**Objective**: From the entries below, gather every line containing the string "this".

**Records shown**:
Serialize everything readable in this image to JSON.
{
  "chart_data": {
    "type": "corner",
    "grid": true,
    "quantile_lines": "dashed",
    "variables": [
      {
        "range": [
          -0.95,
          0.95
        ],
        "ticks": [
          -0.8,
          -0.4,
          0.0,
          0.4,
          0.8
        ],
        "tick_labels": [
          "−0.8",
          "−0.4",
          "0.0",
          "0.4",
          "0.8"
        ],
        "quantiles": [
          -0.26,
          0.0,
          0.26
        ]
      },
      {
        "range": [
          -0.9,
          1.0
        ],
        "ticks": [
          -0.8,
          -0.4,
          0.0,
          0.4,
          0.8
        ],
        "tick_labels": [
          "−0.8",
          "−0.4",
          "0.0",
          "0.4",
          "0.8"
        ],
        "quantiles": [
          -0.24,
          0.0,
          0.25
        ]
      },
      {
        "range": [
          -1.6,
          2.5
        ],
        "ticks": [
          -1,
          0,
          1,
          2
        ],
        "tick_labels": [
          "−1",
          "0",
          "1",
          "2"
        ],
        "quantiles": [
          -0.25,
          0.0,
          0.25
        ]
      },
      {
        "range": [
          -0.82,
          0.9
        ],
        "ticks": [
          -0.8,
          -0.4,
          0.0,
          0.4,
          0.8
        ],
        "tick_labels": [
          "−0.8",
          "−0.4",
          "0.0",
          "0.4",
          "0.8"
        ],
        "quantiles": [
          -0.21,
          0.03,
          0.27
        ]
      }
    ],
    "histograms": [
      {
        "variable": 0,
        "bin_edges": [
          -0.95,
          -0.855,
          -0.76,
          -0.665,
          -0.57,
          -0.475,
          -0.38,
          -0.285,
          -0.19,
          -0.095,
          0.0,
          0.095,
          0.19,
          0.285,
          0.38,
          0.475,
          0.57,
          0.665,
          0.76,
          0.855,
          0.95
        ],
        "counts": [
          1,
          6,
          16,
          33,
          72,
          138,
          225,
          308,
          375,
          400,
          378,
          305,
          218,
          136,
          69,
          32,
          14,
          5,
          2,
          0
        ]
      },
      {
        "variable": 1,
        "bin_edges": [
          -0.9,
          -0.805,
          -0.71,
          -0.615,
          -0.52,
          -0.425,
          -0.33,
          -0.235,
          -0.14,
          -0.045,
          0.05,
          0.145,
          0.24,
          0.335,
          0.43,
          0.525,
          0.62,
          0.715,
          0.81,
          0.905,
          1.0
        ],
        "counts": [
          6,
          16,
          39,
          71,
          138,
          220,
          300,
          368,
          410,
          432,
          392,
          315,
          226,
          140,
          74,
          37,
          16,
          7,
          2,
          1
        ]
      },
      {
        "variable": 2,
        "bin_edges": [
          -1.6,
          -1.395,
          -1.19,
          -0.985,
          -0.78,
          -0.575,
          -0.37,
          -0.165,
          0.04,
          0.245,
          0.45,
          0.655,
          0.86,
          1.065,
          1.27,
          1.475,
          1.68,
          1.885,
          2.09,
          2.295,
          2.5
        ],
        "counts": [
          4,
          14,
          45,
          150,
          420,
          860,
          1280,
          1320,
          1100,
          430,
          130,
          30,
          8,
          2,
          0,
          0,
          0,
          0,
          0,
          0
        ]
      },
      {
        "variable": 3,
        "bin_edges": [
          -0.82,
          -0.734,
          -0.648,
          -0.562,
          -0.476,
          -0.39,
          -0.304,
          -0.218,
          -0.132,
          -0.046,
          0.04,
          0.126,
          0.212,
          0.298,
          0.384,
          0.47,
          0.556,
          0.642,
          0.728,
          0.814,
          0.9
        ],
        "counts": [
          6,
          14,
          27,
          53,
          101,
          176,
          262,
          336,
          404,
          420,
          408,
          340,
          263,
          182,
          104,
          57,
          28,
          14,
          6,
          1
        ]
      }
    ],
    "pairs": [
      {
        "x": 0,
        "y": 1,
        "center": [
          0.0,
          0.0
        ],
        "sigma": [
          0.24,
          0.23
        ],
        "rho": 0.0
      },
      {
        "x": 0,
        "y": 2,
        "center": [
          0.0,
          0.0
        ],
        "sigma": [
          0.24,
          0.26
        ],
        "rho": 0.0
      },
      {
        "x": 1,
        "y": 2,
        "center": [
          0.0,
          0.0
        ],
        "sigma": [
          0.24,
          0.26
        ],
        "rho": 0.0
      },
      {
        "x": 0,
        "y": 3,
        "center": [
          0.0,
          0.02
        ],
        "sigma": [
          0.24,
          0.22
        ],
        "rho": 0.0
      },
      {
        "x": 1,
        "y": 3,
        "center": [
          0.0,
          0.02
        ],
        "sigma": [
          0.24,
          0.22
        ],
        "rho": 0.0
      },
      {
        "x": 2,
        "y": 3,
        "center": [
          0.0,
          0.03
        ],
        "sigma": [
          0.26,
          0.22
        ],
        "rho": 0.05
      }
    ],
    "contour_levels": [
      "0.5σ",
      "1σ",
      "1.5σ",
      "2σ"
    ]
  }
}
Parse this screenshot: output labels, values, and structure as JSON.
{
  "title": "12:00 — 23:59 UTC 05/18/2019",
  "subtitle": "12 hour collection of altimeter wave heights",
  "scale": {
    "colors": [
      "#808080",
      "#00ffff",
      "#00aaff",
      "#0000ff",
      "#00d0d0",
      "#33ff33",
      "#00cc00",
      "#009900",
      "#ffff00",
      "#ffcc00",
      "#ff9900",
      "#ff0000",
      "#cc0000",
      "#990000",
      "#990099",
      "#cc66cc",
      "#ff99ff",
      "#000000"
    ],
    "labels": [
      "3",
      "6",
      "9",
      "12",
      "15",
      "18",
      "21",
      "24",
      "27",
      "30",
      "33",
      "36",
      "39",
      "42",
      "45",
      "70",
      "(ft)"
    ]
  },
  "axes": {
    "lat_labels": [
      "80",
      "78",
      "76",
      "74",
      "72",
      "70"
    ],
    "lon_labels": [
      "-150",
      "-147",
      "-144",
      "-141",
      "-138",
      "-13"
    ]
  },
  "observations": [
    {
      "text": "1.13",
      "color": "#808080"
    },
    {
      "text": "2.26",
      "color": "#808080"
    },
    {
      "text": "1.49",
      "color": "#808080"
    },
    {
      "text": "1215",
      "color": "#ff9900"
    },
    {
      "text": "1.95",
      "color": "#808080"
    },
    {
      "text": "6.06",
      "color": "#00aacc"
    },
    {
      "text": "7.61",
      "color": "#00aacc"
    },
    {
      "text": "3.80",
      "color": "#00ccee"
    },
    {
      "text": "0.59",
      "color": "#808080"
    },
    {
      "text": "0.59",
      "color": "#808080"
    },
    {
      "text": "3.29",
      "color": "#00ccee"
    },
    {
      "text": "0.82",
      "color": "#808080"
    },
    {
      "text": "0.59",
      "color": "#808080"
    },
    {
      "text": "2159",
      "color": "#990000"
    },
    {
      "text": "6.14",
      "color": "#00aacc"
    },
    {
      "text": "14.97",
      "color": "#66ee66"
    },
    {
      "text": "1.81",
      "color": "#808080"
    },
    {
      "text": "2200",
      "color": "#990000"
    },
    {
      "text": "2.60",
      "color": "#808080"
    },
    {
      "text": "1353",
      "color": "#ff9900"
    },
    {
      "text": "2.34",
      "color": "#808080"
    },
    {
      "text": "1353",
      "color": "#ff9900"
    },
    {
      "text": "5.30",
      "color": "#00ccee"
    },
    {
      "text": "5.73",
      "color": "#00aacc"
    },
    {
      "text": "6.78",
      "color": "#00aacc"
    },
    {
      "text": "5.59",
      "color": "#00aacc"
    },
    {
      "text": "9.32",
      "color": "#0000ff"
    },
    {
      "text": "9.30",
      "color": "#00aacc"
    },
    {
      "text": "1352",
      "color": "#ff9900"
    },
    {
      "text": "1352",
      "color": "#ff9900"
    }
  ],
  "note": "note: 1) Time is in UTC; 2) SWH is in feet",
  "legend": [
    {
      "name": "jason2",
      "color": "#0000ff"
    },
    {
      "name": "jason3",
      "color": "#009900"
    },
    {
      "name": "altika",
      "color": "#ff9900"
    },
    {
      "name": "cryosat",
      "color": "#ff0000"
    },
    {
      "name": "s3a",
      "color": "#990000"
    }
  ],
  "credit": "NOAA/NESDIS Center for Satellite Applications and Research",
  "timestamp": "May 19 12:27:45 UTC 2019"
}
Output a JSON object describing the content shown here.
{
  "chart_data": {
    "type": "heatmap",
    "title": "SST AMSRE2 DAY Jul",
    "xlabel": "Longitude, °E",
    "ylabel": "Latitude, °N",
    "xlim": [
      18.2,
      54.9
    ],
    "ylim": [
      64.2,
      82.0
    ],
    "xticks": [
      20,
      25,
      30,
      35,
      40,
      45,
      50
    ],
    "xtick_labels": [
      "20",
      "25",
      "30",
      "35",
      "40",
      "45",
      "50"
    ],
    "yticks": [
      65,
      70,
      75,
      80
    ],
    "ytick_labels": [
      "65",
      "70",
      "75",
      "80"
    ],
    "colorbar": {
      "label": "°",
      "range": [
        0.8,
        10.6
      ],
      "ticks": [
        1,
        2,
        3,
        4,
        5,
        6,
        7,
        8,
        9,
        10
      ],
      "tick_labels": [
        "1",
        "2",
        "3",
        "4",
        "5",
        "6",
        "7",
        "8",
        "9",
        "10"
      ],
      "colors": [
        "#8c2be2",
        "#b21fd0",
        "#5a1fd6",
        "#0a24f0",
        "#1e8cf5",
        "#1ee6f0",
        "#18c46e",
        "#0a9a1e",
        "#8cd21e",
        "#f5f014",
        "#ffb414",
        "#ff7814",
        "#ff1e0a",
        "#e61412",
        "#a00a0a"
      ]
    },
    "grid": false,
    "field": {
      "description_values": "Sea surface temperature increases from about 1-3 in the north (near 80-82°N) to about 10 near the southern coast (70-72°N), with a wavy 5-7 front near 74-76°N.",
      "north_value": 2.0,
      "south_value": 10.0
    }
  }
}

**Solution to the problem**:
Serialize everything readable in this image to JSON.
Parse this screenshot: output labels, values, and structure as JSON.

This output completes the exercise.